• [MATERIAL FOR THE TASK]:

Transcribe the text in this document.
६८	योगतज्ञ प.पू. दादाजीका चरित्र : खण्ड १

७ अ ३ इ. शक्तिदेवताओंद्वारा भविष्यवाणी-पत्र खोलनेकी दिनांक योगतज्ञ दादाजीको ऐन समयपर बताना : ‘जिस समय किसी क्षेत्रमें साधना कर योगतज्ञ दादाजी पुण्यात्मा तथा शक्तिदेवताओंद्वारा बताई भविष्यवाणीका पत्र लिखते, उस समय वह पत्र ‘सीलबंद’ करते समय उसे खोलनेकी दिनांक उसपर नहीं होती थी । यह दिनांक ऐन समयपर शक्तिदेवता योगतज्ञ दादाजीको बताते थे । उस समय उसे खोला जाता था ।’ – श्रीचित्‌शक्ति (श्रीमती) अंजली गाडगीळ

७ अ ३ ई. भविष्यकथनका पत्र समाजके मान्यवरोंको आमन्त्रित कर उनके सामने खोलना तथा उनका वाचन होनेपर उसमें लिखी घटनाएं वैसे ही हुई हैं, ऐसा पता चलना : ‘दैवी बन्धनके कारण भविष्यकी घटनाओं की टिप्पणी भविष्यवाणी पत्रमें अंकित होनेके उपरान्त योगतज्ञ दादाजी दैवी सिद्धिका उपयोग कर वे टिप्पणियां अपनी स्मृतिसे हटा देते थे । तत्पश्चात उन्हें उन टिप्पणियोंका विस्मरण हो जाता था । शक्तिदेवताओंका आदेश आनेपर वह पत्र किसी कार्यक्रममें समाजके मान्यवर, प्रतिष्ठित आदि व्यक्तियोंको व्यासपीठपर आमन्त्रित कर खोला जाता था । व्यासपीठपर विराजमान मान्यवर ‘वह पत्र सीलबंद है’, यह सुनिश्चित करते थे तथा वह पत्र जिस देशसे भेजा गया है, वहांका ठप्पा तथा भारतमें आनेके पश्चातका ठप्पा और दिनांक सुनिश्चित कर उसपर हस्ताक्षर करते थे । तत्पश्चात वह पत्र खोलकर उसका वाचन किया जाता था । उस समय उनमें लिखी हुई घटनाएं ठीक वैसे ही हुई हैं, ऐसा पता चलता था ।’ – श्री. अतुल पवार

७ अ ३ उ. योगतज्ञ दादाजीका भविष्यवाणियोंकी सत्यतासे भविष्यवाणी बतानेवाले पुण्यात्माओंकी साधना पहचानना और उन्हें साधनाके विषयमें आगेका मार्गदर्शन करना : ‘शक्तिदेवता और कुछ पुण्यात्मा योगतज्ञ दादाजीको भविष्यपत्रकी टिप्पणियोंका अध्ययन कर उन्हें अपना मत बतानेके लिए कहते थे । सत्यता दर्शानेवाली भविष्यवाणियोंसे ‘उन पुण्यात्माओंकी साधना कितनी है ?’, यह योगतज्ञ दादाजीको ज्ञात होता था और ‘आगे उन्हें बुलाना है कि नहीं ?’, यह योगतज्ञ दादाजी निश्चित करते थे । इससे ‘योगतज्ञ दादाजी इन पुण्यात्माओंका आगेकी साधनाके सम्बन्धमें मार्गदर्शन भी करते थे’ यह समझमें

• [INSTRUCTION]: Quote all the records. Keep every word exact.

• [THE RESULT]:
Transcribe the text in this document.
६८	योगतज्ञ प.पू. दादाजीका चरित्र : खण्ड १

७ अ ३ इ. शक्तिदेवताओंद्वारा भविष्यवाणी-पत्र खोलनेकी दिनांक योगतज्ञ दादाजीको ऐन समयपर बताना : ‘जिस समय किसी क्षेत्रमें साधना कर योगतज्ञ दादाजी पुण्यात्मा तथा शक्तिदेवताओंद्वारा बताई भविष्यवाणीका पत्र लिखते, उस समय वह पत्र ‘सीलबंद’ करते समय उसे खोलनेकी दिनांक उसपर नहीं होती थी । यह दिनांक ऐन समयपर शक्तिदेवता योगतज्ञ दादाजीको बताते थे । उस समय उसे खोला जाता था ।’ – श्रीचित्‌शक्ति (श्रीमती) अंजली गाडगीळ

७ अ ३ ई. भविष्यकथनका पत्र समाजके मान्यवरोंको आमन्त्रित कर उनके सामने खोलना तथा उनका वाचन होनेपर उसमें लिखी घटनाएं वैसे ही हुई हैं, ऐसा पता चलना : ‘दैवी बन्धनके कारण भविष्यकी घटनाओं की टिप्पणी भविष्यवाणी पत्रमें अंकित होनेके उपरान्त योगतज्ञ दादाजी दैवी सिद्धिका उपयोग कर वे टिप्पणियां अपनी स्मृतिसे हटा देते थे । तत्पश्चात उन्हें उन टिप्पणियोंका विस्मरण हो जाता था । शक्तिदेवताओंका आदेश आनेपर वह पत्र किसी कार्यक्रममें समाजके मान्यवर, प्रतिष्ठित आदि व्यक्तियोंको व्यासपीठपर आमन्त्रित कर खोला जाता था । व्यासपीठपर विराजमान मान्यवर ‘वह पत्र सीलबंद है’, यह सुनिश्चित करते थे तथा वह पत्र जिस देशसे भेजा गया है, वहांका ठप्पा तथा भारतमें आनेके पश्चातका ठप्पा और दिनांक सुनिश्चित कर उसपर हस्ताक्षर करते थे । तत्पश्चात वह पत्र खोलकर उसका वाचन किया जाता था । उस समय उनमें लिखी हुई घटनाएं ठीक वैसे ही हुई हैं, ऐसा पता चलता था ।’ – श्री. अतुल पवार

७ अ ३ उ. योगतज्ञ दादाजीका भविष्यवाणियोंकी सत्यतासे भविष्यवाणी बतानेवाले पुण्यात्माओंकी साधना पहचानना और उन्हें साधनाके विषयमें आगेका मार्गदर्शन करना : ‘शक्तिदेवता और कुछ पुण्यात्मा योगतज्ञ दादाजीको भविष्यपत्रकी टिप्पणियोंका अध्ययन कर उन्हें अपना मत बतानेके लिए कहते थे । सत्यता दर्शानेवाली भविष्यवाणियोंसे ‘उन पुण्यात्माओंकी साधना कितनी है ?’, यह योगतज्ञ दादाजीको ज्ञात होता था और ‘आगे उन्हें बुलाना है कि नहीं ?’, यह योगतज्ञ दादाजी निश्चित करते थे । इससे ‘योगतज्ञ दादाजी इन पुण्यात्माओंका आगेकी साधनाके सम्बन्धमें मार्गदर्शन भी करते थे’ यह समझमें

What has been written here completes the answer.